#### PROVIDED RECORDS:
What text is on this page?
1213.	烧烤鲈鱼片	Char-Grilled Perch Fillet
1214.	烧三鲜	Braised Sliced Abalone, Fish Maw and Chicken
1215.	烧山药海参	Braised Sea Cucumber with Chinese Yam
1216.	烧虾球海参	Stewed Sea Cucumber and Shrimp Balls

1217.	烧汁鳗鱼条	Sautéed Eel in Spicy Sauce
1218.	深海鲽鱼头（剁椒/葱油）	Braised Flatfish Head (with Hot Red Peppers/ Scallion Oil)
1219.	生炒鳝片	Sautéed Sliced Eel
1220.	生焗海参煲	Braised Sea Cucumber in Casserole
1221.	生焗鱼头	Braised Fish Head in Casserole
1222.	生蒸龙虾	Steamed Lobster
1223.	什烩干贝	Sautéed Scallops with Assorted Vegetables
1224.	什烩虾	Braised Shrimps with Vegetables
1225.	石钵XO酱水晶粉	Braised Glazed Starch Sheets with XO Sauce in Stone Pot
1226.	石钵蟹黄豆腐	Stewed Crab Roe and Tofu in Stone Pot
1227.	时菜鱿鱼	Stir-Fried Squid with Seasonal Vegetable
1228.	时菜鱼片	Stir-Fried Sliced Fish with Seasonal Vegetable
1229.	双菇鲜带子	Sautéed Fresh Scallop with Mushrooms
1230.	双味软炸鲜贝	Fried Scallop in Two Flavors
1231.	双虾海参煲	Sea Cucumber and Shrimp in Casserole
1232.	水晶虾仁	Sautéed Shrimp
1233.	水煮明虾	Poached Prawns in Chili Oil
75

#### REQUIREMENT:
Word for word, write out the data.

#### THE SOLUTION:
What text is on this page?
1213.	烧烤鲈鱼片	Char-Grilled Perch Fillet
1214.	烧三鲜	Braised Sliced Abalone, Fish Maw and Chicken
1215.	烧山药海参	Braised Sea Cucumber with Chinese Yam
1216.	烧虾球海参	Stewed Sea Cucumber and Shrimp Balls

1217.	烧汁鳗鱼条	Sautéed Eel in Spicy Sauce
1218.	深海鲽鱼头（剁椒/葱油）	Braised Flatfish Head (with Hot Red Peppers/ Scallion Oil)
1219.	生炒鳝片	Sautéed Sliced Eel
1220.	生焗海参煲	Braised Sea Cucumber in Casserole
1221.	生焗鱼头	Braised Fish Head in Casserole
1222.	生蒸龙虾	Steamed Lobster
1223.	什烩干贝	Sautéed Scallops with Assorted Vegetables
1224.	什烩虾	Braised Shrimps with Vegetables
1225.	石钵XO酱水晶粉	Braised Glazed Starch Sheets with XO Sauce in Stone Pot
1226.	石钵蟹黄豆腐	Stewed Crab Roe and Tofu in Stone Pot
1227.	时菜鱿鱼	Stir-Fried Squid with Seasonal Vegetable
1228.	时菜鱼片	Stir-Fried Sliced Fish with Seasonal Vegetable
1229.	双菇鲜带子	Sautéed Fresh Scallop with Mushrooms
1230.	双味软炸鲜贝	Fried Scallop in Two Flavors
1231.	双虾海参煲	Sea Cucumber and Shrimp in Casserole
1232.	水晶虾仁	Sautéed Shrimp
1233.	水煮明虾	Poached Prawns in Chili Oil
75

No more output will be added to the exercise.